Stored records:
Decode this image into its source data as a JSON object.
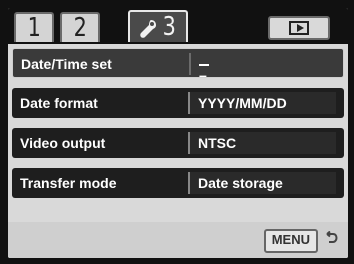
{
  "tabs": [
    {
      "label": "1"
    },
    {
      "label": "2"
    },
    {
      "label": "3",
      "icon": "wrench-icon"
    },
    {
      "label": "",
      "icon": "playback-icon"
    }
  ],
  "rows": [
    {
      "label": "Date/Time set",
      "value": "–"
    },
    {
      "label": "Date format",
      "value": "YYYY/MM/DD"
    },
    {
      "label": "Video output",
      "value": "NTSC"
    },
    {
      "label": "Transfer mode",
      "value": "Date storage"
    }
  ],
  "footer": {
    "menu_label": "MENU",
    "return_icon": "return-arrow-icon"
  },
  "colors": {
    "background": "#111111",
    "panel": "#d9d9d9",
    "row": "#1e1e1e",
    "text": "#ffffff"
  }
}
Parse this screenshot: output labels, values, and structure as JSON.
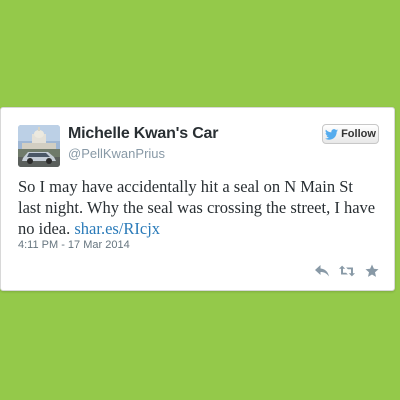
{
  "user": {
    "display_name": "Michelle Kwan's Car",
    "handle": "@PellKwanPrius"
  },
  "follow_button": {
    "label": "Follow"
  },
  "tweet": {
    "text": "So I may have accidentally hit a seal on N Main St last night. Why the seal was crossing the street, I have no idea.",
    "link": "shar.es/RIcjx",
    "timestamp": "4:11 PM - 17 Mar 2014"
  },
  "icons": {
    "avatar": "car-photo-avatar",
    "bird": "twitter-bird-icon",
    "reply": "reply-icon",
    "retweet": "retweet-icon",
    "favorite": "star-icon"
  },
  "colors": {
    "background": "#94c94a",
    "card": "#ffffff",
    "link": "#2b7bb9",
    "bird": "#55acee",
    "muted": "#8899a6"
  }
}
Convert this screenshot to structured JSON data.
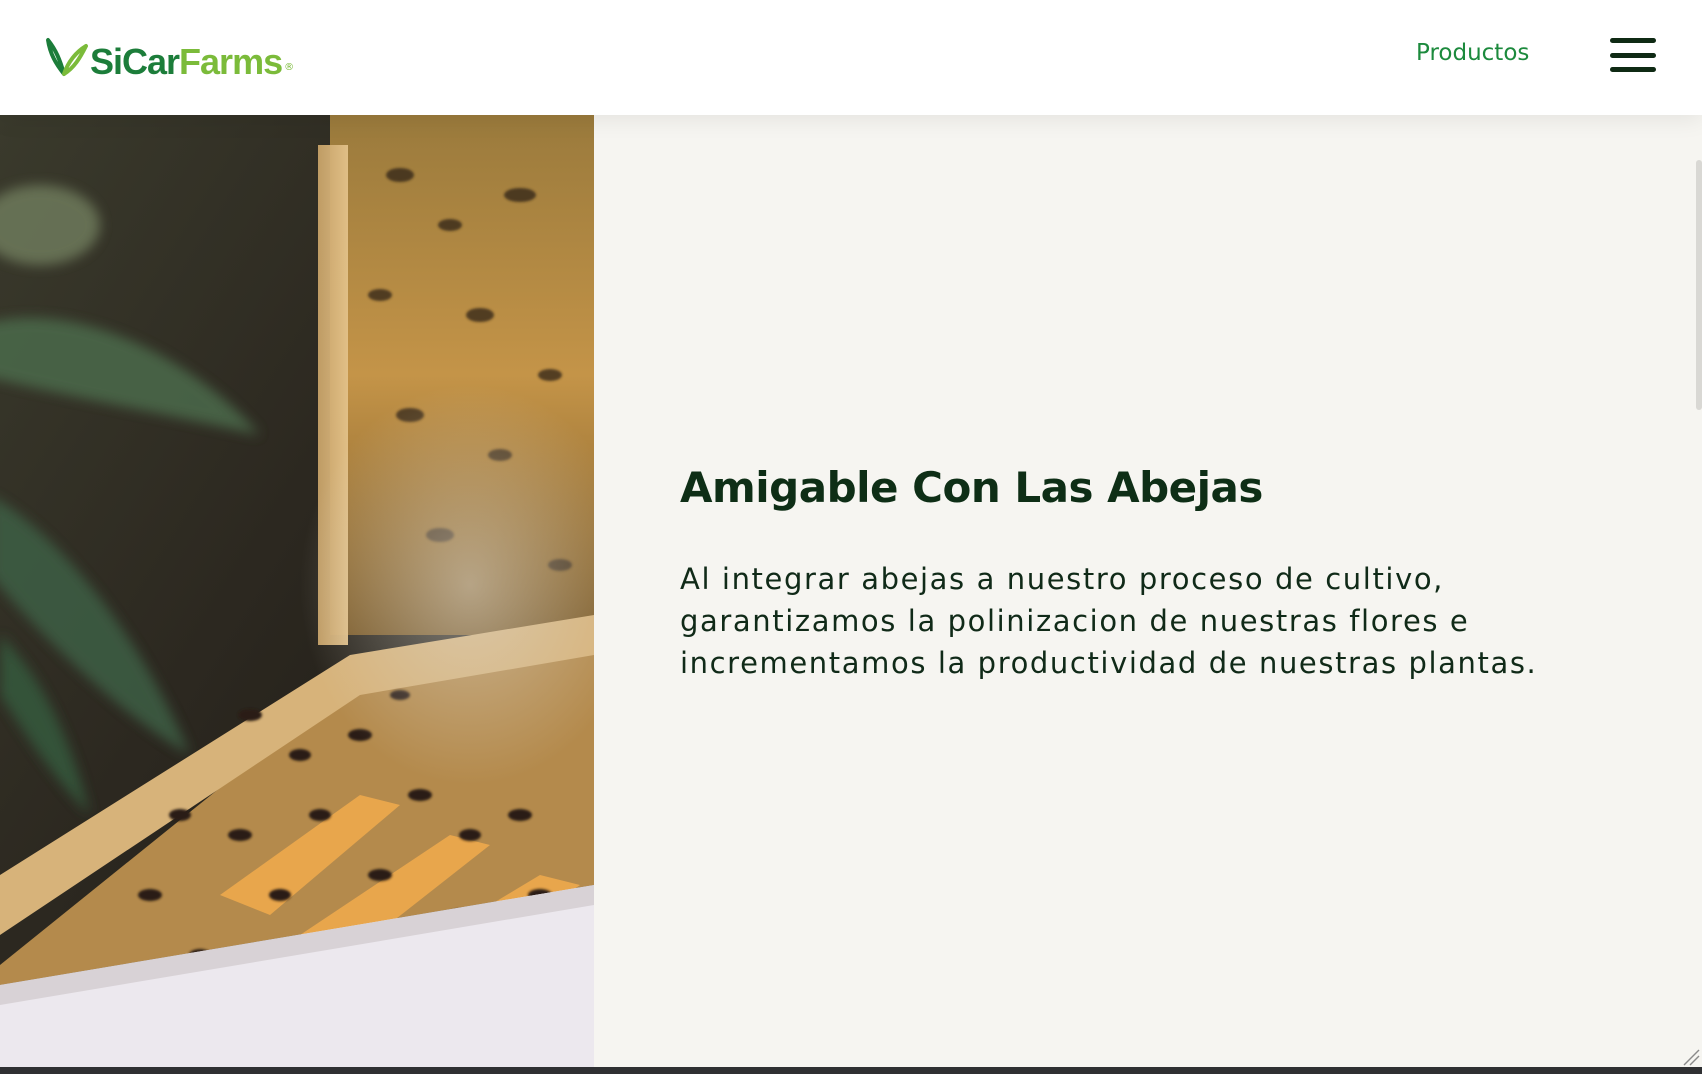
{
  "header": {
    "logo": {
      "brand_part1": "SiCar",
      "brand_part2": "Farms",
      "registered_mark": "®",
      "icon": "leaf-logo-icon"
    },
    "nav": {
      "products_label": "Productos"
    },
    "menu_icon": "hamburger-menu-icon"
  },
  "hero": {
    "image_icon": "beehive-photo"
  },
  "feature": {
    "title": "Amigable Con Las Abejas",
    "description": "Al integrar abejas a nuestro proceso de cultivo, garantizamos la polinizacion de nuestras flores e incrementamos la productividad de nuestras plantas."
  },
  "colors": {
    "brand_dark_green": "#1c7d3a",
    "brand_light_green": "#7bbb3a",
    "nav_link_green": "#1c8a3d",
    "title_dark": "#0e2e16",
    "content_bg": "#f6f5f1"
  }
}
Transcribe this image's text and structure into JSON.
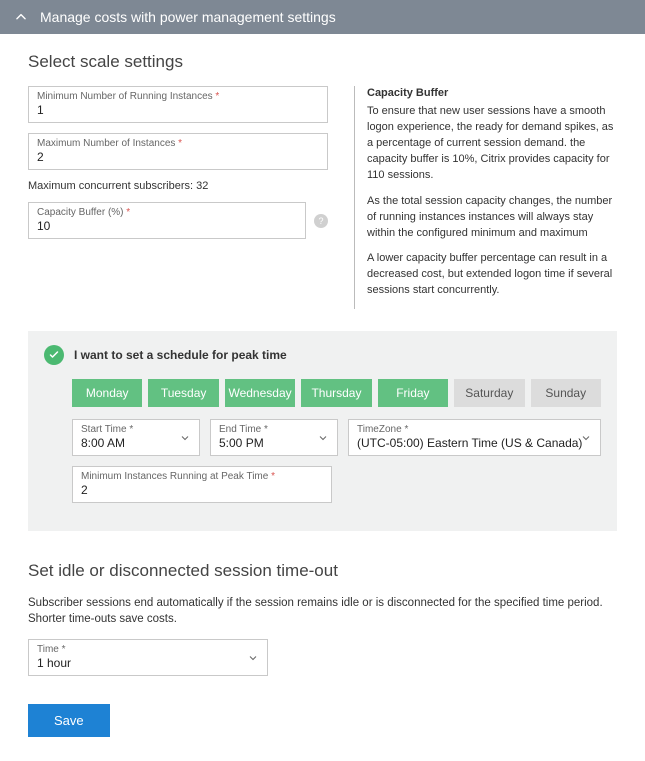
{
  "header": {
    "title": "Manage costs with power management settings"
  },
  "scale": {
    "heading": "Select scale settings",
    "min_instances": {
      "label": "Minimum Number of Running Instances",
      "value": "1"
    },
    "max_instances": {
      "label": "Maximum Number of Instances",
      "value": "2"
    },
    "max_subs_label": "Maximum concurrent subscribers: 32",
    "capacity": {
      "label": "Capacity Buffer (%)",
      "value": "10"
    }
  },
  "buffer_help": {
    "title": "Capacity Buffer",
    "p1": "To ensure that new user sessions have a smooth logon experience, the ready for demand spikes, as a percentage of current session demand. the capacity buffer is 10%, Citrix provides capacity for 110 sessions.",
    "p2": "As the total session capacity changes, the number of running instances instances will always stay within the configured minimum and maximum",
    "p3": "A lower capacity buffer percentage can result in a decreased cost, but extended logon time if several sessions start concurrently."
  },
  "schedule": {
    "toggle_label": "I want to set a schedule for peak time",
    "days": [
      {
        "label": "Monday",
        "on": true
      },
      {
        "label": "Tuesday",
        "on": true
      },
      {
        "label": "Wednesday",
        "on": true
      },
      {
        "label": "Thursday",
        "on": true
      },
      {
        "label": "Friday",
        "on": true
      },
      {
        "label": "Saturday",
        "on": false
      },
      {
        "label": "Sunday",
        "on": false
      }
    ],
    "start": {
      "label": "Start Time",
      "value": "8:00 AM"
    },
    "end": {
      "label": "End Time",
      "value": "5:00 PM"
    },
    "tz": {
      "label": "TimeZone",
      "value": "(UTC-05:00) Eastern Time (US & Canada)"
    },
    "min_peak": {
      "label": "Minimum Instances Running at Peak Time",
      "value": "2"
    }
  },
  "idle": {
    "heading": "Set idle or disconnected session time-out",
    "desc": "Subscriber sessions end automatically if the session remains idle or is disconnected for the specified time period. Shorter time-outs save costs.",
    "time": {
      "label": "Time",
      "value": "1 hour"
    }
  },
  "save_label": "Save",
  "required_mark": "*"
}
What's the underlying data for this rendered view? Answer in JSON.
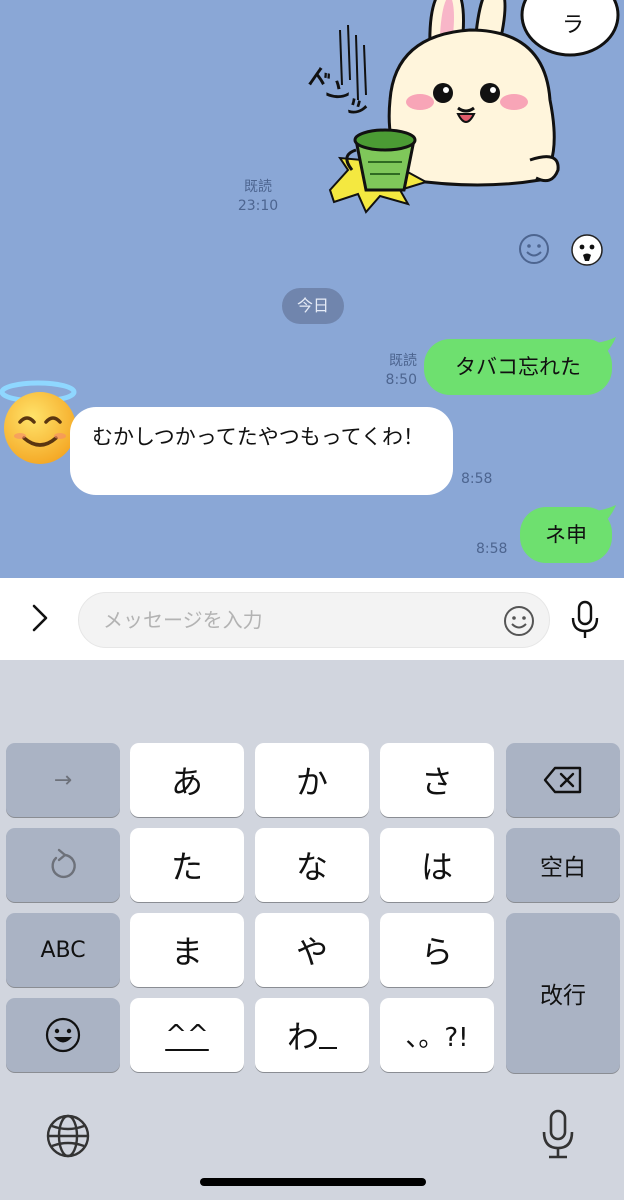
{
  "chat": {
    "background": "#8aa7d6",
    "sticker": {
      "text": "ドンッ",
      "speech": "ラ"
    },
    "read_old": {
      "status": "既読",
      "time": "23:10"
    },
    "date_divider": "今日",
    "messages": [
      {
        "direction": "out",
        "text": "タバコ忘れた",
        "status": "既読",
        "time": "8:50"
      },
      {
        "direction": "in",
        "text": "むかしつかってたやつもってくわ！",
        "time": "8:58"
      },
      {
        "direction": "out",
        "text": "ネ申",
        "time": "8:58"
      }
    ]
  },
  "input_bar": {
    "placeholder": "メッセージを入力"
  },
  "keyboard": {
    "row1": [
      "→",
      "あ",
      "か",
      "さ",
      "delete"
    ],
    "row2": [
      "undo",
      "た",
      "な",
      "は",
      "空白"
    ],
    "row3": [
      "ABC",
      "ま",
      "や",
      "ら",
      "改行"
    ],
    "row4": [
      "emoji",
      "^^",
      "わ",
      "、。?!"
    ],
    "labels": {
      "arrow": "→",
      "a": "あ",
      "ka": "か",
      "sa": "さ",
      "ta": "た",
      "na": "な",
      "ha": "は",
      "space": "空白",
      "abc": "ABC",
      "ma": "ま",
      "ya": "や",
      "ra": "ら",
      "enter": "改行",
      "kaomoji": "^^",
      "wa": "わ",
      "punct": "、。?!"
    }
  },
  "colors": {
    "out_bubble": "#6ee06f",
    "in_bubble": "#ffffff",
    "date_pill": "#7085ad",
    "key_white": "#ffffff",
    "key_gray": "#aab3c4"
  }
}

▸ Set task
In the entries above, locate every line with the word "photo" and copy it.

▸ Written answer
    "avatar": "car-photo-avatar",
    "image_icon": "beehive-photo"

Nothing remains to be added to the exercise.